**Aim**
Say how many lines include the word "COVID", using only a number.

**Extracted data**
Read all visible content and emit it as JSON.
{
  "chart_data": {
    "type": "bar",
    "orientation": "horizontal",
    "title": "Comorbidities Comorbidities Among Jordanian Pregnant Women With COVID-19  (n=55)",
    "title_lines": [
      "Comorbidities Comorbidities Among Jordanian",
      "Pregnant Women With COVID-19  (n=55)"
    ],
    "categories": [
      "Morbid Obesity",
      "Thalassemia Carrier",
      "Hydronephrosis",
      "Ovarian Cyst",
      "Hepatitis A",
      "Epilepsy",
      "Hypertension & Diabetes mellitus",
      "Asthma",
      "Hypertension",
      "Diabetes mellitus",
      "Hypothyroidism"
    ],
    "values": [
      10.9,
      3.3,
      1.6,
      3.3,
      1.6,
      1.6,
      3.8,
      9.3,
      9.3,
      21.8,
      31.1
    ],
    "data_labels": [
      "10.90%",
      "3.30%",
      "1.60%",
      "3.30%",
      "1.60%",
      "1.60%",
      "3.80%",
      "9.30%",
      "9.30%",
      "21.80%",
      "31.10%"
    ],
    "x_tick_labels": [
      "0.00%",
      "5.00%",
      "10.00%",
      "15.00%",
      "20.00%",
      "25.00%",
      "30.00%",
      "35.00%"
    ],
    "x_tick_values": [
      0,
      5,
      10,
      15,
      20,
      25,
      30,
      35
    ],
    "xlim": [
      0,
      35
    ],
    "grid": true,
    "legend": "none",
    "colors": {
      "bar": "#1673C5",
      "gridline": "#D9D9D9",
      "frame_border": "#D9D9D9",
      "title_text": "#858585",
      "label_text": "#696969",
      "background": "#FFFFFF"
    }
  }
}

**Full output**
2